DATA TO PROCESS
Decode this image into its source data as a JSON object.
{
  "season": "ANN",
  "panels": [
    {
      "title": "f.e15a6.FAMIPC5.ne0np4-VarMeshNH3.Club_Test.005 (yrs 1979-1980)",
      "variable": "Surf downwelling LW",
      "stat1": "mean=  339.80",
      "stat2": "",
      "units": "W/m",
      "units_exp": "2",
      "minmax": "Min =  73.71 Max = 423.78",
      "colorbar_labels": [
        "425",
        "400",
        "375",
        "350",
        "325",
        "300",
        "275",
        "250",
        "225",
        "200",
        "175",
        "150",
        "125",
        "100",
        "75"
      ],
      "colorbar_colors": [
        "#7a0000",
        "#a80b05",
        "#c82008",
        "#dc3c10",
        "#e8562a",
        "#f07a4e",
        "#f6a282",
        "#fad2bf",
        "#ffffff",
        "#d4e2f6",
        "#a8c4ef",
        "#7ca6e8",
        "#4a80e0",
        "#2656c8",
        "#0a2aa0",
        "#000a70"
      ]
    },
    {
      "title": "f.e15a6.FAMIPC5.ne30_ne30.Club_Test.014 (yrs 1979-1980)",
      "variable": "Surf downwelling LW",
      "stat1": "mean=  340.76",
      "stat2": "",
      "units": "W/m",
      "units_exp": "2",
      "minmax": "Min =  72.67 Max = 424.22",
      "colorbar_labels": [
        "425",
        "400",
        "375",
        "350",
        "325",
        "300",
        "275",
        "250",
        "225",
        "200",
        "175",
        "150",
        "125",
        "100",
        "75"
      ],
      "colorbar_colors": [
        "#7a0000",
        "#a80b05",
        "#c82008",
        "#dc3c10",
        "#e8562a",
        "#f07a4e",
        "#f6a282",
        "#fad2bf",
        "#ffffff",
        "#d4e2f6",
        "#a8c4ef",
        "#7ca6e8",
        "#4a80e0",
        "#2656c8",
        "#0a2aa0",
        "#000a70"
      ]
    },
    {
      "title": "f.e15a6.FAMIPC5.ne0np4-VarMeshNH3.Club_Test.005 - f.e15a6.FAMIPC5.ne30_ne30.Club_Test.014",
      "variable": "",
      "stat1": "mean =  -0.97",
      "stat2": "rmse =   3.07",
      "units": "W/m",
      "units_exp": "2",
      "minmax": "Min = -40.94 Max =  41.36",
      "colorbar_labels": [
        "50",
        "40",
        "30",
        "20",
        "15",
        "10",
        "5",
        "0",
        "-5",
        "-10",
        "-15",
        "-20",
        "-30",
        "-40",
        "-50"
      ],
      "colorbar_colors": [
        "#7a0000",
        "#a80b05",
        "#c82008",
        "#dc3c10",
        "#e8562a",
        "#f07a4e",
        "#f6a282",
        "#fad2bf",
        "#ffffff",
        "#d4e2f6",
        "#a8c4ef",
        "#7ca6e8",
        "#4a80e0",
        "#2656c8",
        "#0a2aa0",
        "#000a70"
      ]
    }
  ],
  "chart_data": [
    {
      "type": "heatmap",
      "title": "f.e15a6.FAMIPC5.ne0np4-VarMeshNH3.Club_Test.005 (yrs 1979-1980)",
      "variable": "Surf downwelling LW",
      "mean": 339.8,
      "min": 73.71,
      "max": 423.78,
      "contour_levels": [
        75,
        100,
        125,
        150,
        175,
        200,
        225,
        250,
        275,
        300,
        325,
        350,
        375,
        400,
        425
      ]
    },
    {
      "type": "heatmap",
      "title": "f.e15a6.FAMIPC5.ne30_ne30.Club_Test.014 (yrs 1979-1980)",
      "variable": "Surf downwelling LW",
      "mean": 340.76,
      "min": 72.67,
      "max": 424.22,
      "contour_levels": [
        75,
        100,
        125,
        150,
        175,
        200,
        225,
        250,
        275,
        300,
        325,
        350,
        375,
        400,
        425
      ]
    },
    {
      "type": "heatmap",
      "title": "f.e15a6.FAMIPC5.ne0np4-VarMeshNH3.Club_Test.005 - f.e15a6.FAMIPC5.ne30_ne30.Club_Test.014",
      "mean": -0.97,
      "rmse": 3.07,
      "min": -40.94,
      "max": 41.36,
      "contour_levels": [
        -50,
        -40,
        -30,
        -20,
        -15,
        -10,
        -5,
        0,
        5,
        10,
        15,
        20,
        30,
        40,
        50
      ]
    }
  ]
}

REQUIREMENT
Repeat the data precisely, line by line.

TASK SOLUTION
Decode this image into its source data as a JSON object.
{
  "season": "ANN",
  "panels": [
    {
      "title": "f.e15a6.FAMIPC5.ne0np4-VarMeshNH3.Club_Test.005 (yrs 1979-1980)",
      "variable": "Surf downwelling LW",
      "stat1": "mean=  339.80",
      "stat2": "",
      "units": "W/m",
      "units_exp": "2",
      "minmax": "Min =  73.71 Max = 423.78",
      "colorbar_labels": [
        "425",
        "400",
        "375",
        "350",
        "325",
        "300",
        "275",
        "250",
        "225",
        "200",
        "175",
        "150",
        "125",
        "100",
        "75"
      ],
      "colorbar_colors": [
        "#7a0000",
        "#a80b05",
        "#c82008",
        "#dc3c10",
        "#e8562a",
        "#f07a4e",
        "#f6a282",
        "#fad2bf",
        "#ffffff",
        "#d4e2f6",
        "#a8c4ef",
        "#7ca6e8",
        "#4a80e0",
        "#2656c8",
        "#0a2aa0",
        "#000a70"
      ]
    },
    {
      "title": "f.e15a6.FAMIPC5.ne30_ne30.Club_Test.014 (yrs 1979-1980)",
      "variable": "Surf downwelling LW",
      "stat1": "mean=  340.76",
      "stat2": "",
      "units": "W/m",
      "units_exp": "2",
      "minmax": "Min =  72.67 Max = 424.22",
      "colorbar_labels": [
        "425",
        "400",
        "375",
        "350",
        "325",
        "300",
        "275",
        "250",
        "225",
        "200",
        "175",
        "150",
        "125",
        "100",
        "75"
      ],
      "colorbar_colors": [
        "#7a0000",
        "#a80b05",
        "#c82008",
        "#dc3c10",
        "#e8562a",
        "#f07a4e",
        "#f6a282",
        "#fad2bf",
        "#ffffff",
        "#d4e2f6",
        "#a8c4ef",
        "#7ca6e8",
        "#4a80e0",
        "#2656c8",
        "#0a2aa0",
        "#000a70"
      ]
    },
    {
      "title": "f.e15a6.FAMIPC5.ne0np4-VarMeshNH3.Club_Test.005 - f.e15a6.FAMIPC5.ne30_ne30.Club_Test.014",
      "variable": "",
      "stat1": "mean =  -0.97",
      "stat2": "rmse =   3.07",
      "units": "W/m",
      "units_exp": "2",
      "minmax": "Min = -40.94 Max =  41.36",
      "colorbar_labels": [
        "50",
        "40",
        "30",
        "20",
        "15",
        "10",
        "5",
        "0",
        "-5",
        "-10",
        "-15",
        "-20",
        "-30",
        "-40",
        "-50"
      ],
      "colorbar_colors": [
        "#7a0000",
        "#a80b05",
        "#c82008",
        "#dc3c10",
        "#e8562a",
        "#f07a4e",
        "#f6a282",
        "#fad2bf",
        "#ffffff",
        "#d4e2f6",
        "#a8c4ef",
        "#7ca6e8",
        "#4a80e0",
        "#2656c8",
        "#0a2aa0",
        "#000a70"
      ]
    }
  ],
  "chart_data": [
    {
      "type": "heatmap",
      "title": "f.e15a6.FAMIPC5.ne0np4-VarMeshNH3.Club_Test.005 (yrs 1979-1980)",
      "variable": "Surf downwelling LW",
      "mean": 339.8,
      "min": 73.71,
      "max": 423.78,
      "contour_levels": [
        75,
        100,
        125,
        150,
        175,
        200,
        225,
        250,
        275,
        300,
        325,
        350,
        375,
        400,
        425
      ]
    },
    {
      "type": "heatmap",
      "title": "f.e15a6.FAMIPC5.ne30_ne30.Club_Test.014 (yrs 1979-1980)",
      "variable": "Surf downwelling LW",
      "mean": 340.76,
      "min": 72.67,
      "max": 424.22,
      "contour_levels": [
        75,
        100,
        125,
        150,
        175,
        200,
        225,
        250,
        275,
        300,
        325,
        350,
        375,
        400,
        425
      ]
    },
    {
      "type": "heatmap",
      "title": "f.e15a6.FAMIPC5.ne0np4-VarMeshNH3.Club_Test.005 - f.e15a6.FAMIPC5.ne30_ne30.Club_Test.014",
      "mean": -0.97,
      "rmse": 3.07,
      "min": -40.94,
      "max": 41.36,
      "contour_levels": [
        -50,
        -40,
        -30,
        -20,
        -15,
        -10,
        -5,
        0,
        5,
        10,
        15,
        20,
        30,
        40,
        50
      ]
    }
  ]
}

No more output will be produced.